◆ What is being asked
Pull out every row below that contains the word "subjects", copying each one in full. Case counts.
[START OF Input data]
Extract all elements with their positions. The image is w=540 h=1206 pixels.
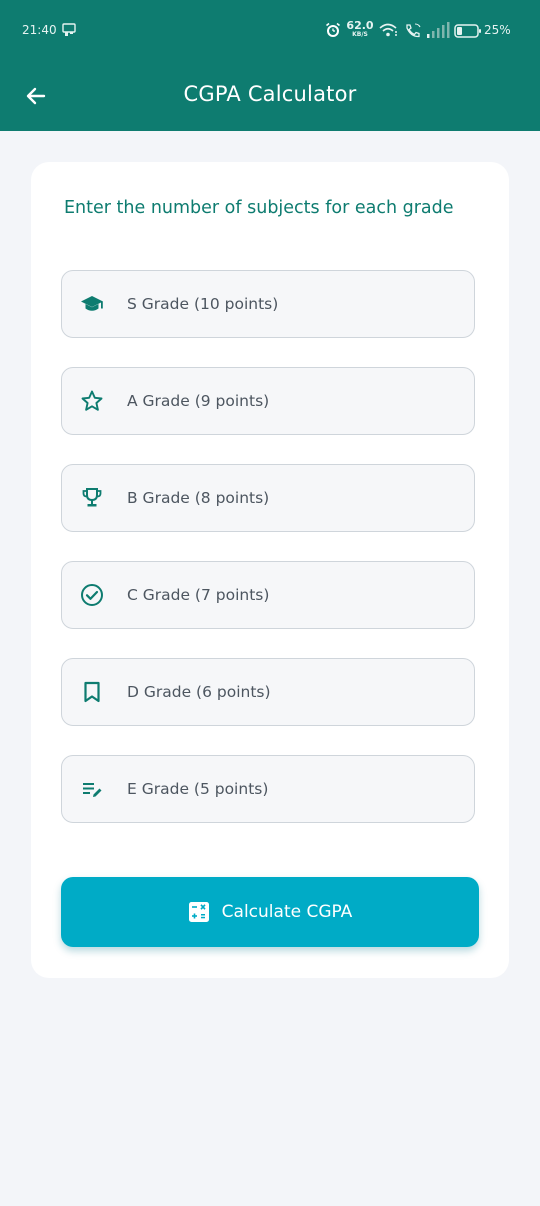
- c-grade-input[interactable]: C Grade (7 points): [61, 561, 475, 629]
- c-grade-label: C Grade (7 points): [127, 586, 270, 604]
- calculate-cgpa-button[interactable]: Calculate CGPA: [61, 877, 479, 947]
- battery-percent: 25%: [484, 23, 511, 37]
- wifi-icon: [378, 22, 398, 38]
- calculate-cgpa-label: Calculate CGPA: [221, 902, 353, 922]
- s-grade-label: S Grade (10 points): [127, 295, 279, 313]
- battery-icon: [454, 23, 482, 38]
- network-speed: 62.0 KB/S: [346, 20, 374, 39]
- page-title: CGPA Calculator: [183, 82, 357, 106]
- instruction-text: Enter the number of subjects for each gr…: [64, 198, 454, 218]
- trophy-icon: [80, 486, 104, 510]
- s-grade-input[interactable]: S Grade (10 points): [61, 270, 475, 338]
- e-grade-input[interactable]: E Grade (5 points): [61, 755, 475, 823]
- status-bar: 21:40 62.0 KB/S 25%: [0, 0, 540, 62]
- network-speed-unit: KB/S: [352, 31, 368, 38]
- signal-icon: [426, 22, 450, 38]
- a-grade-label: A Grade (9 points): [127, 392, 270, 410]
- d-grade-input[interactable]: D Grade (6 points): [61, 658, 475, 726]
- d-grade-label: D Grade (6 points): [127, 683, 271, 701]
- star-outline-icon: [80, 389, 104, 413]
- a-grade-input[interactable]: A Grade (9 points): [61, 367, 475, 435]
- app-bar: 21:40 62.0 KB/S 25% CGPA Calculator: [0, 0, 540, 131]
- e-grade-label: E Grade (5 points): [127, 780, 269, 798]
- calculator-icon: [188, 901, 210, 923]
- alarm-icon: [325, 22, 341, 38]
- grade-form-card: Enter the number of subjects for each gr…: [31, 162, 509, 978]
- b-grade-input[interactable]: B Grade (8 points): [61, 464, 475, 532]
- check-circle-icon: [80, 583, 104, 607]
- status-time: 21:40: [22, 23, 57, 37]
- wifi-calling-icon: [404, 22, 422, 38]
- edit-list-icon: [80, 777, 104, 801]
- network-speed-value: 62.0: [346, 19, 374, 32]
- bookmark-icon: [80, 680, 104, 704]
- graduation-cap-icon: [80, 292, 104, 316]
- b-grade-label: B Grade (8 points): [127, 489, 270, 507]
- notification-icon: [62, 22, 76, 36]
[END OF Input data]
◆ Exercise output
- instruction-text: Enter the number of subjects for each gr…: [64, 198, 454, 218]
- grade-form-card: Enter the number of subjects for each gr…: [31, 162, 509, 978]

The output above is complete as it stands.